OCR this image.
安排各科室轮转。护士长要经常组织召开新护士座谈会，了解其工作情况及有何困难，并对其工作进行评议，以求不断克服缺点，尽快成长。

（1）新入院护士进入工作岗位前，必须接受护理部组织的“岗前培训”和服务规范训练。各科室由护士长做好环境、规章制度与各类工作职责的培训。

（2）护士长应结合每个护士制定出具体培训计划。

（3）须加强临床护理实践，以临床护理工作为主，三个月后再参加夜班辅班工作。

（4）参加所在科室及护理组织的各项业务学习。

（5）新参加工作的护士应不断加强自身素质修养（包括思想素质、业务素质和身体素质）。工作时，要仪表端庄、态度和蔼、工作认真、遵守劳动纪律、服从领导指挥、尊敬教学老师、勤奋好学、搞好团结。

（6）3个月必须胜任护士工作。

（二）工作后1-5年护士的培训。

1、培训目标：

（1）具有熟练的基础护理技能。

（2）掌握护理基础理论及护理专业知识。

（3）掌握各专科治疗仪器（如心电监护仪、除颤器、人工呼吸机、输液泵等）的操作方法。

──────────────────────────────

Recopy the entries above exactly, with every line included.

EXERCISE RESULT:
OCR this image.
安排各科室轮转。护士长要经常组织召开新护士座谈会，了解其工作情况及有何困难，并对其工作进行评议，以求不断克服缺点，尽快成长。

（1）新入院护士进入工作岗位前，必须接受护理部组织的“岗前培训”和服务规范训练。各科室由护士长做好环境、规章制度与各类工作职责的培训。

（2）护士长应结合每个护士制定出具体培训计划。

（3）须加强临床护理实践，以临床护理工作为主，三个月后再参加夜班辅班工作。

（4）参加所在科室及护理组织的各项业务学习。

（5）新参加工作的护士应不断加强自身素质修养（包括思想素质、业务素质和身体素质）。工作时，要仪表端庄、态度和蔼、工作认真、遵守劳动纪律、服从领导指挥、尊敬教学老师、勤奋好学、搞好团结。

（6）3个月必须胜任护士工作。

（二）工作后1-5年护士的培训。

1、培训目标：

（1）具有熟练的基础护理技能。

（2）掌握护理基础理论及护理专业知识。

（3）掌握各专科治疗仪器（如心电监护仪、除颤器、人工呼吸机、输液泵等）的操作方法。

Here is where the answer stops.